### Exercise
Return the listing below verbatim. Pictures do not belong in the copy.

** BEGIN Input for this task **

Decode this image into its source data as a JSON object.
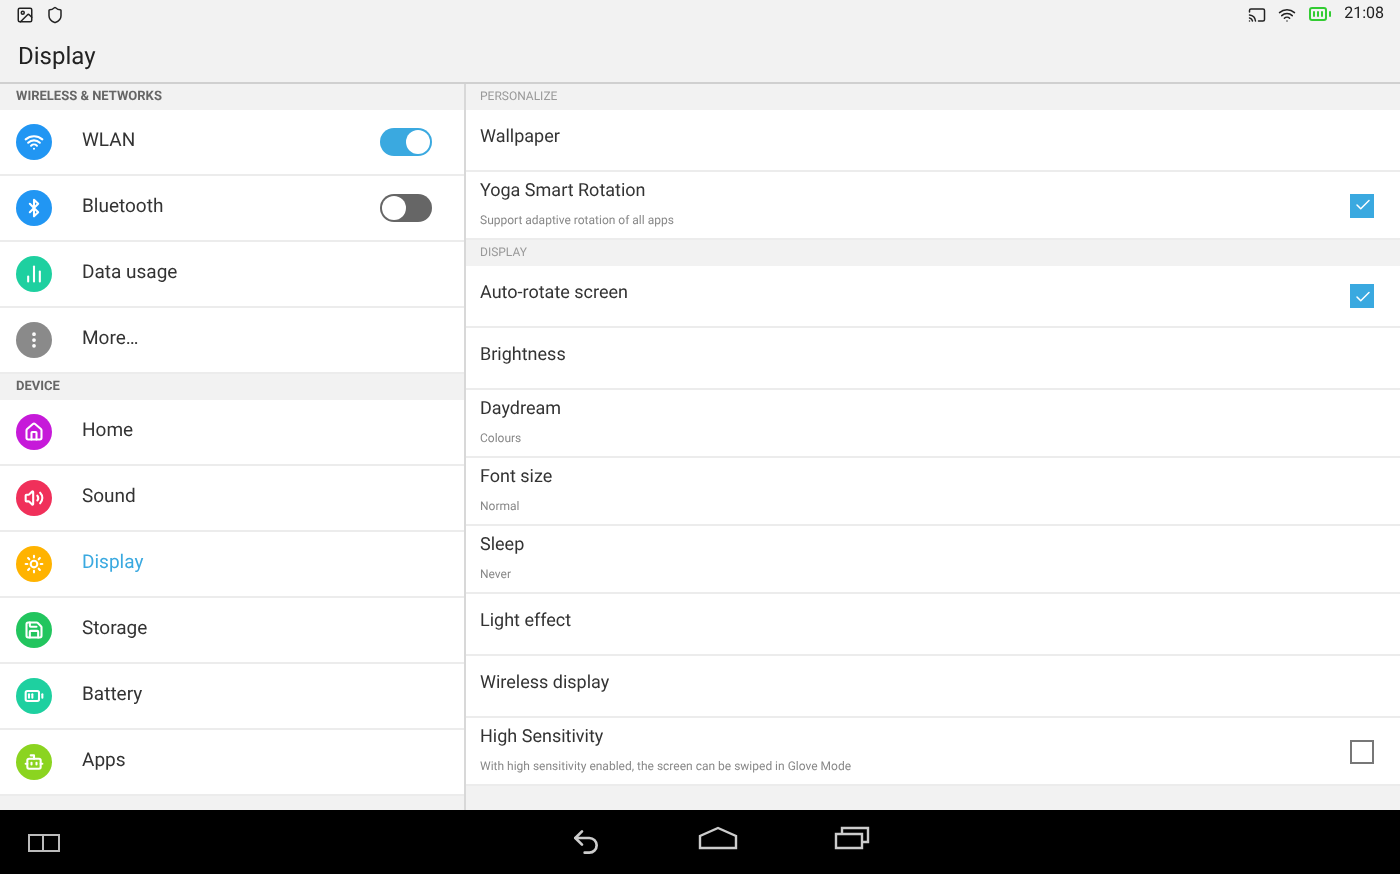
{
  "status_bar": {
    "time": "21:08"
  },
  "title": "Display",
  "sidebar": {
    "sections": [
      {
        "header": "WIRELESS & NETWORKS",
        "items": [
          {
            "label": "WLAN",
            "color": "#2196f3",
            "kind": "switch",
            "on": true,
            "selected": false
          },
          {
            "label": "Bluetooth",
            "color": "#2196f3",
            "kind": "switch",
            "on": false,
            "selected": false
          },
          {
            "label": "Data usage",
            "color": "#1ed0a0",
            "kind": "plain",
            "selected": false
          },
          {
            "label": "More…",
            "color": "#8a8a8a",
            "kind": "plain",
            "selected": false
          }
        ]
      },
      {
        "header": "DEVICE",
        "items": [
          {
            "label": "Home",
            "color": "#c61ad9",
            "kind": "plain",
            "selected": false
          },
          {
            "label": "Sound",
            "color": "#f0305a",
            "kind": "plain",
            "selected": false
          },
          {
            "label": "Display",
            "color": "#ffb300",
            "kind": "plain",
            "selected": true
          },
          {
            "label": "Storage",
            "color": "#22c55e",
            "kind": "plain",
            "selected": false
          },
          {
            "label": "Battery",
            "color": "#1ed0a0",
            "kind": "plain",
            "selected": false
          },
          {
            "label": "Apps",
            "color": "#8bd420",
            "kind": "plain",
            "selected": false
          }
        ]
      }
    ]
  },
  "settings": {
    "sections": [
      {
        "header": "PERSONALIZE",
        "items": [
          {
            "title": "Wallpaper",
            "kind": "plain"
          },
          {
            "title": "Yoga Smart Rotation",
            "summary": "Support adaptive rotation of all apps",
            "kind": "checkbox",
            "checked": true
          }
        ]
      },
      {
        "header": "DISPLAY",
        "items": [
          {
            "title": "Auto-rotate screen",
            "kind": "checkbox",
            "checked": true
          },
          {
            "title": "Brightness",
            "kind": "plain"
          },
          {
            "title": "Daydream",
            "summary": "Colours",
            "kind": "plain"
          },
          {
            "title": "Font size",
            "summary": "Normal",
            "kind": "plain"
          },
          {
            "title": "Sleep",
            "summary": "Never",
            "kind": "plain"
          },
          {
            "title": "Light effect",
            "kind": "plain"
          },
          {
            "title": "Wireless display",
            "kind": "plain"
          },
          {
            "title": "High Sensitivity",
            "summary": "With high sensitivity enabled, the screen can be swiped in Glove Mode",
            "kind": "checkbox",
            "checked": false
          }
        ]
      }
    ]
  }
}
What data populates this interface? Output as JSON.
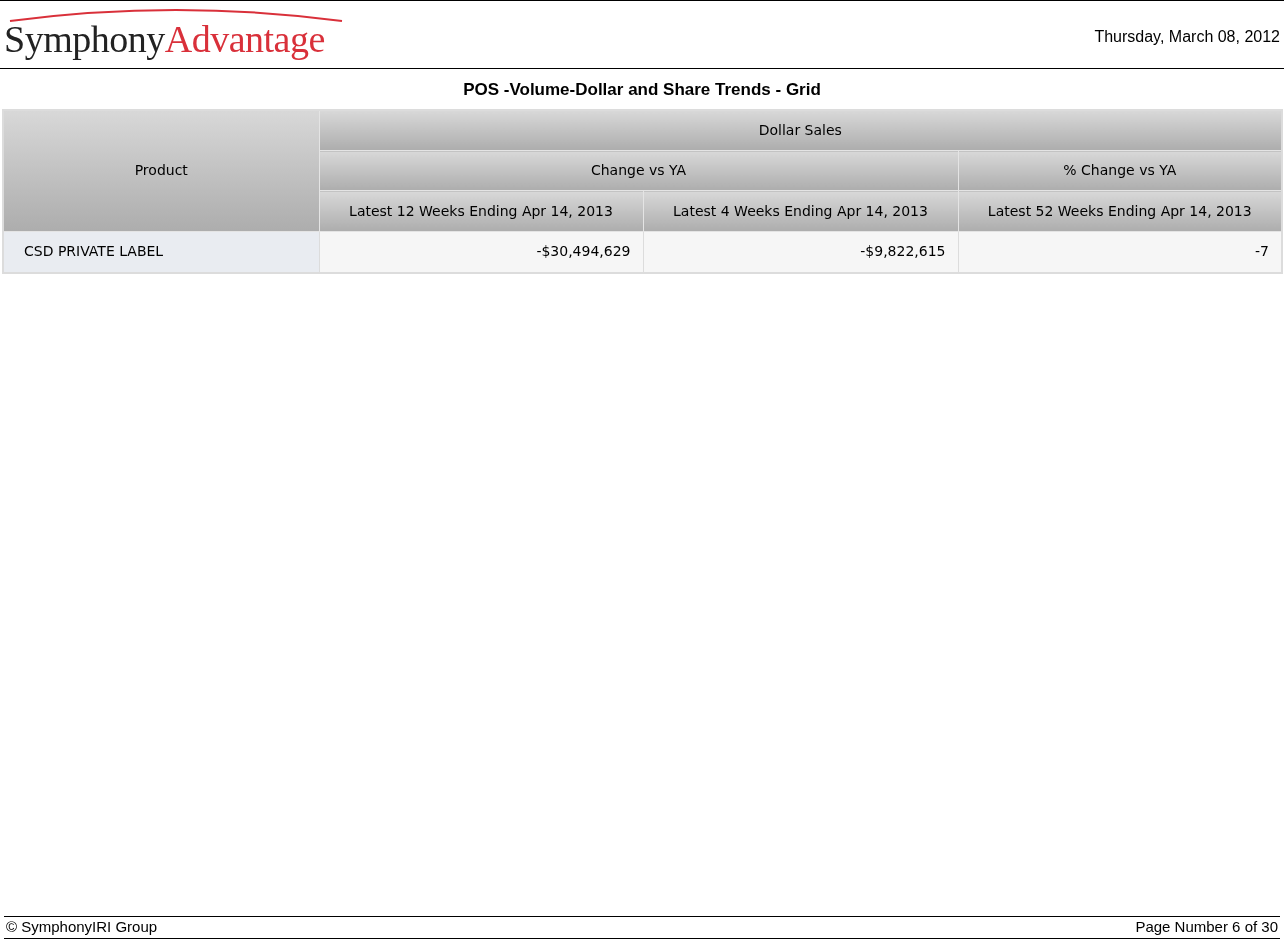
{
  "header": {
    "logo": {
      "first": "Symphony",
      "second": "Advantage"
    },
    "date": "Thursday, March 08, 2012"
  },
  "report_title": "POS -Volume-Dollar and Share Trends - Grid",
  "table": {
    "row_header": "Product",
    "group": "Dollar Sales",
    "subgroups": [
      {
        "label": "Change vs YA",
        "columns": [
          "Latest 12 Weeks Ending Apr 14, 2013",
          "Latest 4 Weeks Ending Apr 14, 2013"
        ]
      },
      {
        "label": "% Change vs YA",
        "columns": [
          "Latest 52 Weeks Ending Apr 14, 2013"
        ]
      }
    ],
    "rows": [
      {
        "product": "CSD PRIVATE LABEL",
        "values": [
          "-$30,494,629",
          "-$9,822,615",
          "-7"
        ]
      }
    ]
  },
  "footer": {
    "copyright": "© SymphonyIRI Group",
    "page": "Page Number 6 of 30"
  }
}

** END Input for this task **

### The completed task
Decode this image into its source data as a JSON object.
{
  "status_bar": {
    "time": "21:08"
  },
  "title": "Display",
  "sidebar": {
    "sections": [
      {
        "header": "WIRELESS & NETWORKS",
        "items": [
          {
            "label": "WLAN",
            "color": "#2196f3",
            "kind": "switch",
            "on": true,
            "selected": false
          },
          {
            "label": "Bluetooth",
            "color": "#2196f3",
            "kind": "switch",
            "on": false,
            "selected": false
          },
          {
            "label": "Data usage",
            "color": "#1ed0a0",
            "kind": "plain",
            "selected": false
          },
          {
            "label": "More…",
            "color": "#8a8a8a",
            "kind": "plain",
            "selected": false
          }
        ]
      },
      {
        "header": "DEVICE",
        "items": [
          {
            "label": "Home",
            "color": "#c61ad9",
            "kind": "plain",
            "selected": false
          },
          {
            "label": "Sound",
            "color": "#f0305a",
            "kind": "plain",
            "selected": false
          },
          {
            "label": "Display",
            "color": "#ffb300",
            "kind": "plain",
            "selected": true
          },
          {
            "label": "Storage",
            "color": "#22c55e",
            "kind": "plain",
            "selected": false
          },
          {
            "label": "Battery",
            "color": "#1ed0a0",
            "kind": "plain",
            "selected": false
          },
          {
            "label": "Apps",
            "color": "#8bd420",
            "kind": "plain",
            "selected": false
          }
        ]
      }
    ]
  },
  "settings": {
    "sections": [
      {
        "header": "PERSONALIZE",
        "items": [
          {
            "title": "Wallpaper",
            "kind": "plain"
          },
          {
            "title": "Yoga Smart Rotation",
            "summary": "Support adaptive rotation of all apps",
            "kind": "checkbox",
            "checked": true
          }
        ]
      },
      {
        "header": "DISPLAY",
        "items": [
          {
            "title": "Auto-rotate screen",
            "kind": "checkbox",
            "checked": true
          },
          {
            "title": "Brightness",
            "kind": "plain"
          },
          {
            "title": "Daydream",
            "summary": "Colours",
            "kind": "plain"
          },
          {
            "title": "Font size",
            "summary": "Normal",
            "kind": "plain"
          },
          {
            "title": "Sleep",
            "summary": "Never",
            "kind": "plain"
          },
          {
            "title": "Light effect",
            "kind": "plain"
          },
          {
            "title": "Wireless display",
            "kind": "plain"
          },
          {
            "title": "High Sensitivity",
            "summary": "With high sensitivity enabled, the screen can be swiped in Glove Mode",
            "kind": "checkbox",
            "checked": false
          }
        ]
      }
    ]
  }
}
What data populates this interface? Output as JSON.
{
  "header": {
    "logo": {
      "first": "Symphony",
      "second": "Advantage"
    },
    "date": "Thursday, March 08, 2012"
  },
  "report_title": "POS -Volume-Dollar and Share Trends - Grid",
  "table": {
    "row_header": "Product",
    "group": "Dollar Sales",
    "subgroups": [
      {
        "label": "Change vs YA",
        "columns": [
          "Latest 12 Weeks Ending Apr 14, 2013",
          "Latest 4 Weeks Ending Apr 14, 2013"
        ]
      },
      {
        "label": "% Change vs YA",
        "columns": [
          "Latest 52 Weeks Ending Apr 14, 2013"
        ]
      }
    ],
    "rows": [
      {
        "product": "CSD PRIVATE LABEL",
        "values": [
          "-$30,494,629",
          "-$9,822,615",
          "-7"
        ]
      }
    ]
  },
  "footer": {
    "copyright": "© SymphonyIRI Group",
    "page": "Page Number 6 of 30"
  }
}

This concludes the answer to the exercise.